* _Questions on the material_
**1.** Answer these questions using the text below on Lakeside and dental health, labeling each answer with its letter:
(a) How many acres does the planned development cover?
(b) What former site is the development planned for?
(c) Where do residents with significant dental problems often seek care?
**2.** List every condition that the text below on Lakeside and dental health gives as a reason the development site is ideal for research.

* _Passage shown_
---+---

Lakeside: Dental Health Amid Urban Transformation

PI: Kathleen Cagney, PhD
Dental health is not only an important issue in its own right, but is also intrinsically linked to general health. Although often overlooked, it is also critical to the economic well-being of individuals and communities. Impoverished urban neighborhoods, such as those on the South Side of Chicago, are characterized by low levels of education; aggregate incomes below the poverty threshold; and a population that is primarily African American and Latino. These are all known risk factors for caries, periodontitis, and failure to receive regular dental care. These neighborhoods also have very limited access to both dental and medical care, and evidence suggests that residents with significant dental problems often seek care from emergency rooms. However, there are no systematic data on dental health for these communities, and no data that connects medical risk factors to complications of poor dental health.

Lakeside, a proposed residential and commercial development on Chicago’s South Side, will provide an unprecedented opportunity to study the  impact that urban transformation  may have on the health— including oral health—of some of these communities. The 600-acre development planned for the former site of U.S. Steel South Works offers conditions that make it ideal for research: it is off the power grid, uninhabited, and in close proximity to impoverished urban areas. A group led by Dr. Kathleen Cagney plans a prospective social science study of the effects of the Lakeside development on neighboring communities. A key component of the project requiring support will be collecting data on dental health and examining the probable links between dental health and economic outcomes.

This is a critical line of inquiry because the Lakeside development promises a surge in service-sector jobs, and acquiring work may depend on having an intact smile and healthy mouth. Dr. Cagney’s work will be among the first to link quality of smile with respondent perceptions of job fit and, ultimately, employment.

The Lakeside development will span decades,  result in the creation of an entirely new neighborhood, and dramatically transform surrounding neighborhoods. Study of the dental health of the communities near Lakeside is necessary both to understand potential unmet need, and to track Lakeside’s impact. Lakeside’s development could improve dental health if it brings new dental practices to the surrounding area or provides employment, especially jobs that offer dental insurance. Alternately, the Lakeside development could harm dental health if it prompts dental practices in neighboring communities to relocate, become more selective in the insurance they take, or go out of business. To understand the effects of the coming transformation, it is critical to obtain baseline information on dental health, access to care, and related medical issues in this population before significant economic change takes place.

---+---

* _Material supplied_
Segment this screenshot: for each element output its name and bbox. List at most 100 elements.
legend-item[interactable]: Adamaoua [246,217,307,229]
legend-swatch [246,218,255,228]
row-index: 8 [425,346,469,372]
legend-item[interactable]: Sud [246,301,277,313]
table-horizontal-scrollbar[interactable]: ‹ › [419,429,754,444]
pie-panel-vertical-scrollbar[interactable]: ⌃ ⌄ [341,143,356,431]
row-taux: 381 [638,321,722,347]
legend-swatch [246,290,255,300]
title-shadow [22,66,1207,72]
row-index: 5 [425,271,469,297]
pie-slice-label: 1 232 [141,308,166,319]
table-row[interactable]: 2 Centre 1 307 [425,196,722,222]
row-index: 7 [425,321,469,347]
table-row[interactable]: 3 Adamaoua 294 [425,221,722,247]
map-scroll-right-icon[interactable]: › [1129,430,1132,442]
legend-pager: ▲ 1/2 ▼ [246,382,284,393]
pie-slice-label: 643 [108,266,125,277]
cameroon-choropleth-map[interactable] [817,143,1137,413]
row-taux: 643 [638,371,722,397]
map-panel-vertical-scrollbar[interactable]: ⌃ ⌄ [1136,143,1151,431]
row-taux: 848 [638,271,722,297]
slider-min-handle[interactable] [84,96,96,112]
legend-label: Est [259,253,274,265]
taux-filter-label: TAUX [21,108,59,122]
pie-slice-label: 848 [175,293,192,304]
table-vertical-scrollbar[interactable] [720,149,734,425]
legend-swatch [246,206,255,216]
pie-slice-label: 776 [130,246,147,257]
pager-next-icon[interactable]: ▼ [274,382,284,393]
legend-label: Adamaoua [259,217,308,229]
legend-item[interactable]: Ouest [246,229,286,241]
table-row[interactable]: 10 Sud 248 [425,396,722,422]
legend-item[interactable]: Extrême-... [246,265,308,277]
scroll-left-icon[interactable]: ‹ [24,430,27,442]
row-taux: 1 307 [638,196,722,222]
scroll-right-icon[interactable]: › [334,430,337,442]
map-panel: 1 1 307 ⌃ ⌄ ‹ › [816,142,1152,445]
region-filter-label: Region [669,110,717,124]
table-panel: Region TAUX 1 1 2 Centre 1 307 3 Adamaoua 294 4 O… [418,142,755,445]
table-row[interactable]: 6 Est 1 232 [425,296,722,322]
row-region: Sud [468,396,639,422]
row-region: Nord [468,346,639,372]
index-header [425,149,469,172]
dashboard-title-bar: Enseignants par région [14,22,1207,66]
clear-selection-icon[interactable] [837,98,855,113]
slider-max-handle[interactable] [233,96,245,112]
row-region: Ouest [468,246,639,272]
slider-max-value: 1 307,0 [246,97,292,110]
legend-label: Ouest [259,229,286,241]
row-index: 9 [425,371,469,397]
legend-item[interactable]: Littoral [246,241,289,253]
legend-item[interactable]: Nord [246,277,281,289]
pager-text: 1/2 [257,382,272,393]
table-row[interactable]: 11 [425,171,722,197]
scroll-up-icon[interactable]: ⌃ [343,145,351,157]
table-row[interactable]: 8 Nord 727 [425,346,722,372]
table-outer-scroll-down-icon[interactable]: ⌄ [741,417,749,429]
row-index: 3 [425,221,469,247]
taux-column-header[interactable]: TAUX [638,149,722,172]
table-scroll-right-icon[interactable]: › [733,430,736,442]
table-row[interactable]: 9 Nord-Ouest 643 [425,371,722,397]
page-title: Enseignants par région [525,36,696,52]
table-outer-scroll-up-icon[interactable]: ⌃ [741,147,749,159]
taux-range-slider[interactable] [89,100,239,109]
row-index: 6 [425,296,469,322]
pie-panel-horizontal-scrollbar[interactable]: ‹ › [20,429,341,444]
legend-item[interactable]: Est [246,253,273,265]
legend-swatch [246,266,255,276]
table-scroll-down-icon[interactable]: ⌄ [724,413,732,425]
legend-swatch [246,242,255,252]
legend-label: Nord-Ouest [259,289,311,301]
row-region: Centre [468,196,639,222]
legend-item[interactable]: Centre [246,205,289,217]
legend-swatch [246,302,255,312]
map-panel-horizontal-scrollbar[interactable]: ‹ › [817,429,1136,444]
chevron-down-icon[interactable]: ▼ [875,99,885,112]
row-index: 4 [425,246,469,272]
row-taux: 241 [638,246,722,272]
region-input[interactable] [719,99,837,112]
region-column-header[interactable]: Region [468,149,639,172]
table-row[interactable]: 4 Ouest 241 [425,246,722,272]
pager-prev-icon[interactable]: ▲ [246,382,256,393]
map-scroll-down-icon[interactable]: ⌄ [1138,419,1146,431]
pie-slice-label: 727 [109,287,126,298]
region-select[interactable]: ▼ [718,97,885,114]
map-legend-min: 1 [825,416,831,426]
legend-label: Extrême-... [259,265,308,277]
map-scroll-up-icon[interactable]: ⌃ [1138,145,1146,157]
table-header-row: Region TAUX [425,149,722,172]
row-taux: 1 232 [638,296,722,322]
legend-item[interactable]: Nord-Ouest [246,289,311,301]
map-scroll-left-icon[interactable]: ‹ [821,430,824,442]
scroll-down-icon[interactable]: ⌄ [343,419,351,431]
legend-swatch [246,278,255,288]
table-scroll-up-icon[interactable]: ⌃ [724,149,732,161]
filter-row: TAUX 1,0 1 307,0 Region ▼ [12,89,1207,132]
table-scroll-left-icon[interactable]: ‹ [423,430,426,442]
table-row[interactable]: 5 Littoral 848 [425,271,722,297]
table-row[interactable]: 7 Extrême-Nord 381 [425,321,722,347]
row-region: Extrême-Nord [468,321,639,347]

---+---

* _Answer set_
**1.**
(a) 600 acres
(b) U.S. Steel South Works
(c) Emergency rooms

**2.**
- It is off the power grid.
- It is uninhabited.
- It is in close proximity to impoverished urban areas.